§ **Task requirements**: Find each line with "color" and copy it.

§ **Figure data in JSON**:
________________________________________

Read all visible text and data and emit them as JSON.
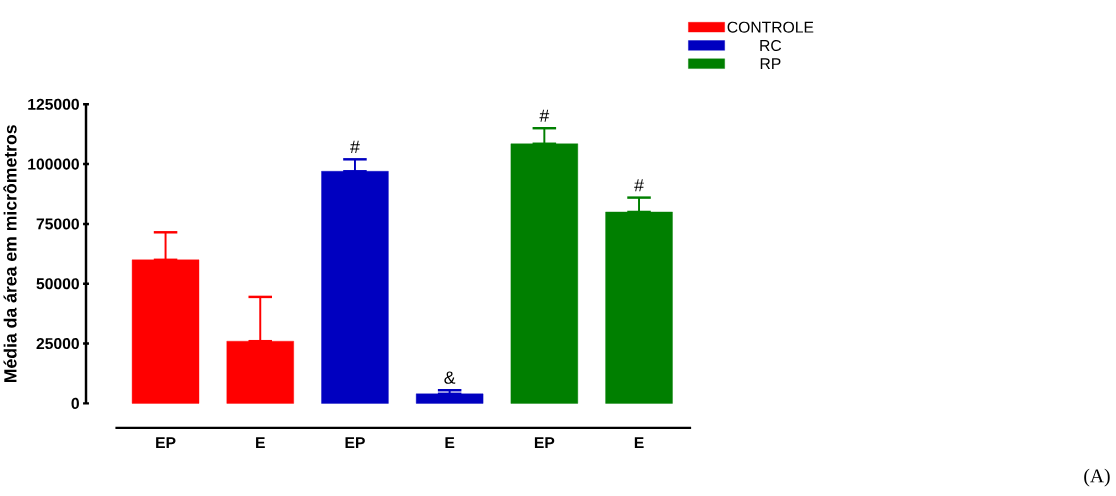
{
  "chart_data": {
    "type": "bar",
    "ylabel": "Média da área em micrômetros",
    "categories": [
      "EP",
      "E",
      "EP",
      "E",
      "EP",
      "E"
    ],
    "series": [
      {
        "name": "CONTROLE",
        "color": "#ff0000",
        "values": [
          60000,
          26000,
          null,
          null,
          null,
          null
        ],
        "errors": [
          [
            60000,
            71500
          ],
          [
            26000,
            44500
          ],
          null,
          null,
          null,
          null
        ]
      },
      {
        "name": "RC",
        "color": "#0000c0",
        "values": [
          null,
          null,
          97000,
          4000,
          null,
          null
        ],
        "errors": [
          null,
          null,
          [
            97000,
            102000
          ],
          [
            4000,
            5500
          ],
          null,
          null
        ],
        "value_labels": [
          null,
          null,
          "#",
          "&",
          null,
          null
        ]
      },
      {
        "name": "RP",
        "color": "#007f00",
        "values": [
          null,
          null,
          null,
          null,
          108500,
          80000
        ],
        "errors": [
          null,
          null,
          null,
          null,
          [
            108500,
            115000
          ],
          [
            80000,
            86000
          ]
        ],
        "value_labels": [
          null,
          null,
          null,
          null,
          "#",
          "#"
        ]
      }
    ],
    "ylim": [
      0,
      125000
    ],
    "yticks": [
      0,
      25000,
      50000,
      75000,
      100000,
      125000
    ],
    "grid": false,
    "legend": "top right",
    "annotations": [
      "(A)"
    ]
  }
}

________________________________________

§ **Worked answer**:
        "color": "#ff0000",
        "color": "#0000c0",
        "color": "#007f00",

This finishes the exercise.